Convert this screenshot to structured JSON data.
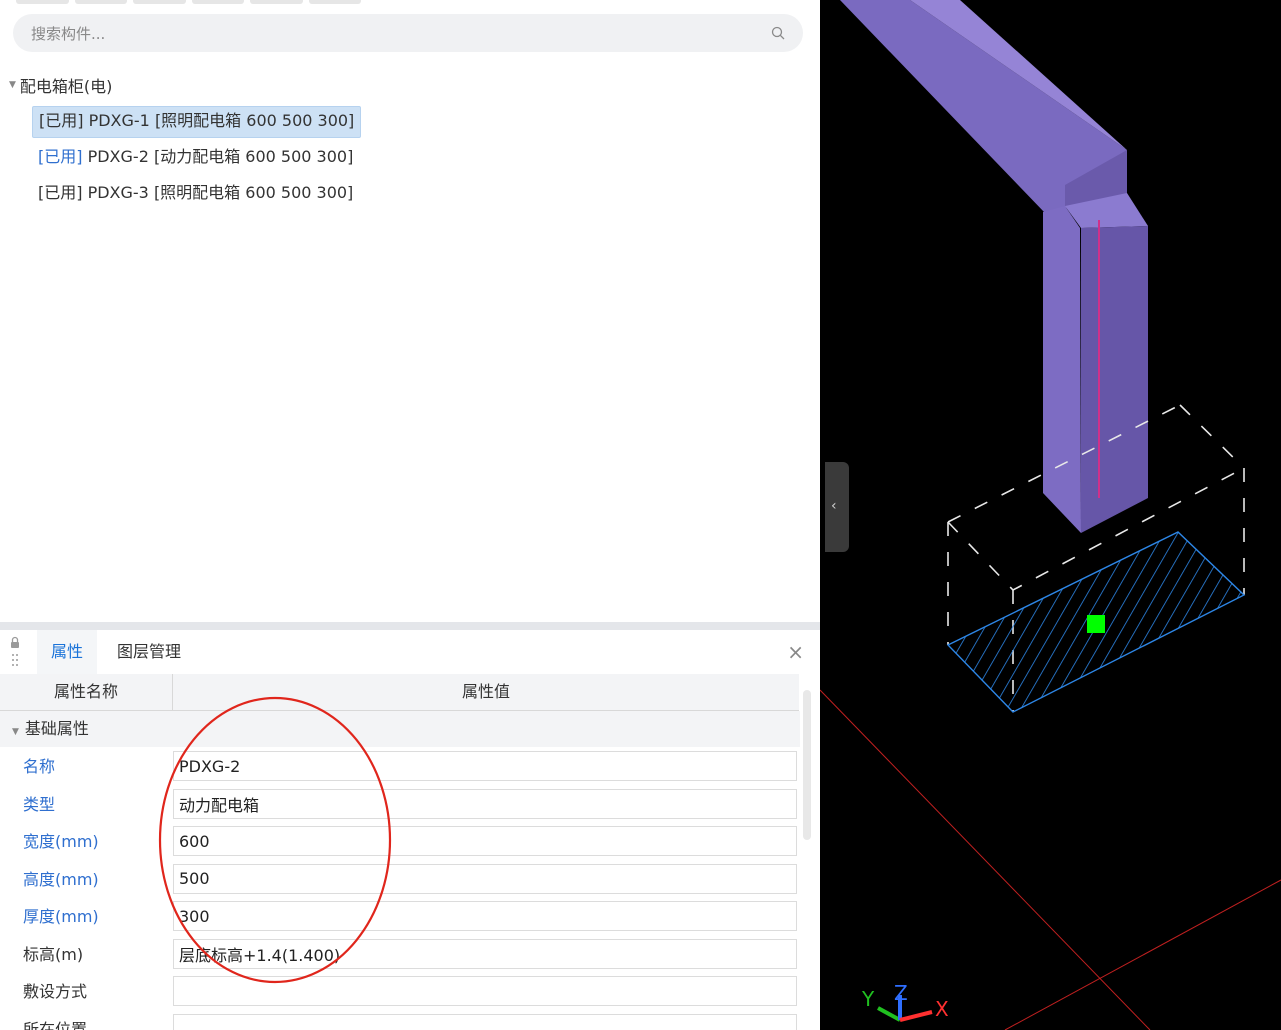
{
  "search": {
    "placeholder": "搜索构件..."
  },
  "tree": {
    "root_label": "配电箱柜(电)",
    "items": [
      {
        "label": "[已用] PDXG-1 [照明配电箱 600 500 300]"
      },
      {
        "tag": "[已用]",
        "label": " PDXG-2 [动力配电箱 600 500 300]"
      },
      {
        "label": "[已用] PDXG-3 [照明配电箱 600 500 300]"
      }
    ]
  },
  "panel": {
    "tabs": [
      {
        "label": "属性"
      },
      {
        "label": "图层管理"
      }
    ],
    "close_label": "×"
  },
  "grid": {
    "col_name": "属性名称",
    "col_value": "属性值",
    "group_label": "基础属性",
    "rows": [
      {
        "name": "名称",
        "value": "PDXG-2"
      },
      {
        "name": "类型",
        "value": "动力配电箱"
      },
      {
        "name": "宽度(mm)",
        "value": "600"
      },
      {
        "name": "高度(mm)",
        "value": "500"
      },
      {
        "name": "厚度(mm)",
        "value": "300"
      },
      {
        "name": "标高(m)",
        "value": "层底标高+1.4(1.400)"
      },
      {
        "name": "敷设方式",
        "value": ""
      },
      {
        "name": "所在位置",
        "value": ""
      }
    ]
  },
  "viewport": {
    "axis_labels": {
      "x": "X",
      "y": "Y",
      "z": "Z"
    },
    "collapse_glyph": "‹"
  },
  "colors": {
    "accent": "#1a73d9",
    "property_blue": "#2f6fcf",
    "annotation_red": "#e0261c",
    "duct_purple": "#8a78c9",
    "hatch_blue": "#2d86e6",
    "marker_green": "#00ff00",
    "viewport_bg": "#000000"
  }
}
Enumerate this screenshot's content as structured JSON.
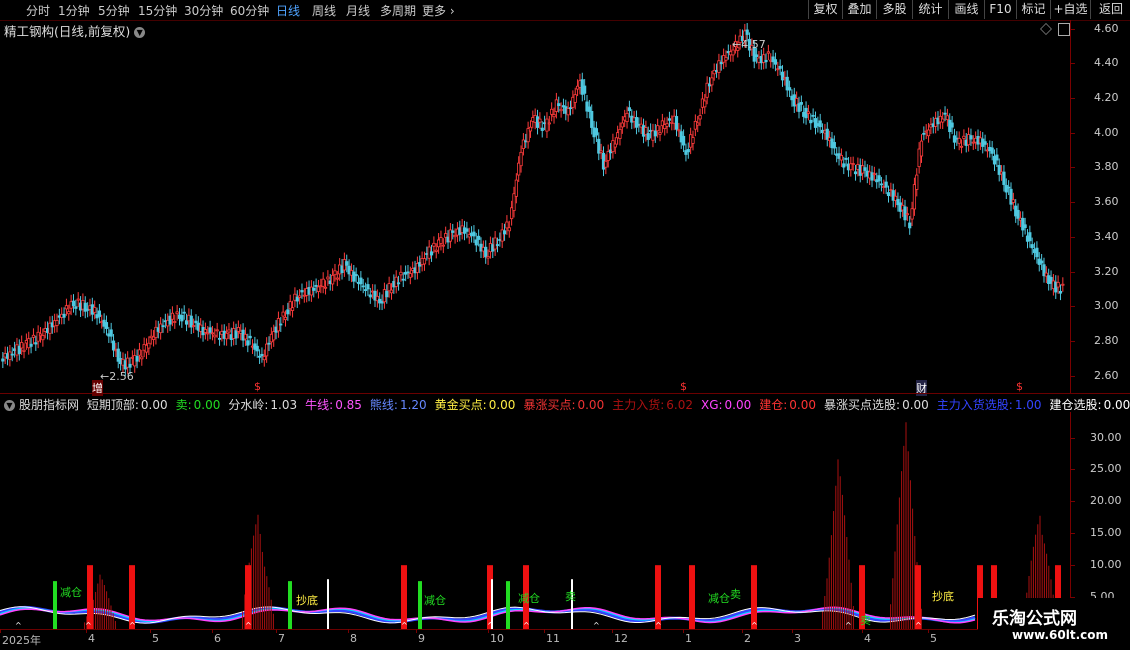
{
  "toolbar": {
    "periods": [
      "分时",
      "1分钟",
      "5分钟",
      "15分钟",
      "30分钟",
      "60分钟",
      "日线",
      "周线",
      "月线",
      "多周期"
    ],
    "active_period": "日线",
    "more": "更多",
    "right_buttons": [
      "复权",
      "叠加",
      "多股",
      "统计",
      "画线",
      "F10",
      "标记",
      "+自选",
      "返回"
    ]
  },
  "main_chart": {
    "title": "精工钢构(日线,前复权)",
    "y_ticks": [
      "4.60",
      "4.40",
      "4.20",
      "4.00",
      "3.80",
      "3.60",
      "3.40",
      "3.20",
      "3.00",
      "2.80",
      "2.60"
    ],
    "high_label": "4.57",
    "low_label": "2.56",
    "events": [
      "增",
      "$",
      "$",
      "财",
      "$"
    ]
  },
  "indicator": {
    "name": "股朋指标网",
    "fields": [
      {
        "label": "短期顶部:",
        "value": "0.00",
        "color": "#dddddd"
      },
      {
        "label": "卖:",
        "value": "0.00",
        "color": "#22dd22"
      },
      {
        "label": "分水岭:",
        "value": "1.03",
        "color": "#dddddd"
      },
      {
        "label": "牛线:",
        "value": "0.85",
        "color": "#ff55ff"
      },
      {
        "label": "熊线:",
        "value": "1.20",
        "color": "#6688ff"
      },
      {
        "label": "黄金买点:",
        "value": "0.00",
        "color": "#ffee44"
      },
      {
        "label": "暴涨买点:",
        "value": "0.00",
        "color": "#ee3333"
      },
      {
        "label": "主力入货:",
        "value": "6.02",
        "color": "#aa1111"
      },
      {
        "label": "XG:",
        "value": "0.00",
        "color": "#ff44ff"
      },
      {
        "label": "建仓:",
        "value": "0.00",
        "color": "#ff3333"
      },
      {
        "label": "暴涨买点选股:",
        "value": "0.00",
        "color": "#dddddd"
      },
      {
        "label": "主力入货选股:",
        "value": "1.00",
        "color": "#3344ff"
      },
      {
        "label": "建仓选股:",
        "value": "0.00",
        "color": "#ffffff"
      }
    ],
    "y_ticks": [
      "30.00",
      "25.00",
      "20.00",
      "15.00",
      "10.00",
      "5.00"
    ],
    "signals": [
      "减仓",
      "抄底",
      "减仓",
      "减仓",
      "卖",
      "减仓",
      "卖",
      "卖",
      "抄底"
    ]
  },
  "x_axis": [
    "2025年",
    "4",
    "5",
    "6",
    "7",
    "8",
    "9",
    "10",
    "11",
    "12",
    "1",
    "2",
    "3",
    "4",
    "5"
  ],
  "watermark": {
    "line1": "乐淘公式网",
    "line2": "www.60lt.com"
  },
  "colors": {
    "up": "#ff3c3c",
    "down": "#4fc8e0",
    "axis": "#7a0000",
    "spike": "#ee1111"
  },
  "chart_data": {
    "type": "candlestick",
    "title": "精工钢构(日线,前复权)",
    "ylim": [
      2.5,
      4.65
    ],
    "series": [
      {
        "values": [
          2.7,
          2.74,
          2.78,
          2.82,
          2.88,
          2.95,
          3.02,
          3.0,
          2.96,
          2.84,
          2.66,
          2.68,
          2.75,
          2.86,
          2.92,
          2.95,
          2.91,
          2.86,
          2.84,
          2.83,
          2.85,
          2.79,
          2.7,
          2.86,
          2.96,
          3.06,
          3.09,
          3.12,
          3.16,
          3.24,
          3.15,
          3.09,
          3.03,
          3.12,
          3.18,
          3.21,
          3.3,
          3.36,
          3.41,
          3.44,
          3.4,
          3.3,
          3.38,
          3.48,
          3.9,
          4.08,
          4.03,
          4.16,
          4.12,
          4.3,
          4.05,
          3.82,
          3.96,
          4.12,
          4.03,
          3.98,
          4.04,
          4.08,
          3.88,
          4.08,
          4.3,
          4.42,
          4.48,
          4.57,
          4.41,
          4.44,
          4.36,
          4.2,
          4.12,
          4.06,
          3.98,
          3.85,
          3.8,
          3.78,
          3.74,
          3.68,
          3.6,
          3.48,
          3.98,
          4.05,
          4.1,
          3.94,
          3.96,
          3.95,
          3.88,
          3.72,
          3.55,
          3.4,
          3.25,
          3.12,
          3.1
        ]
      }
    ]
  }
}
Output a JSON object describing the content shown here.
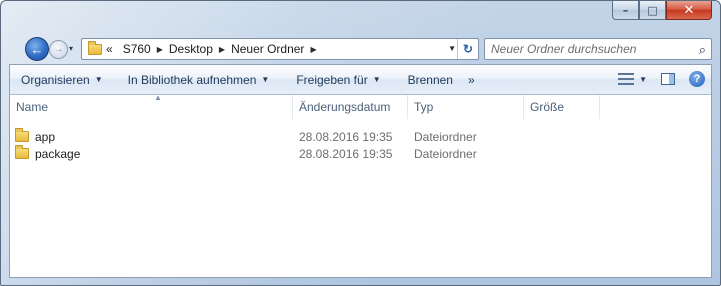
{
  "window": {
    "minimize_symbol": "–",
    "maximize_symbol": "□",
    "close_symbol": "✕"
  },
  "nav": {
    "back_icon": "back-arrow-icon",
    "forward_icon": "forward-arrow-icon",
    "history_dropdown": "▾",
    "breadcrumb": {
      "overflow": "«",
      "items": [
        "S760",
        "Desktop",
        "Neuer Ordner"
      ]
    },
    "refresh_symbol": "↻",
    "search_placeholder": "Neuer Ordner durchsuchen"
  },
  "toolbar": {
    "items": [
      {
        "label": "Organisieren",
        "has_arrow": true
      },
      {
        "label": "In Bibliothek aufnehmen",
        "has_arrow": true
      },
      {
        "label": "Freigeben für",
        "has_arrow": true
      },
      {
        "label": "Brennen",
        "has_arrow": false
      }
    ],
    "more": "»",
    "help_symbol": "?"
  },
  "columns": {
    "name": "Name",
    "date": "Änderungsdatum",
    "type": "Typ",
    "size": "Größe"
  },
  "files": [
    {
      "name": "app",
      "date": "28.08.2016 19:35",
      "type": "Dateiordner",
      "size": ""
    },
    {
      "name": "package",
      "date": "28.08.2016 19:35",
      "type": "Dateiordner",
      "size": ""
    }
  ],
  "colors": {
    "frame": "#b9cde4",
    "toolbar_text": "#1e395b",
    "close_button": "#c4381e"
  }
}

________

▸ **Problem requirements**:
Using the records above, select and copy every line that has the word "JSON".

▸ **Task answer**:
Convert this screenshot to structured JSON data.
Enumerate this screenshot's content as structured JSON.
Output a JSON object describing the content shown here.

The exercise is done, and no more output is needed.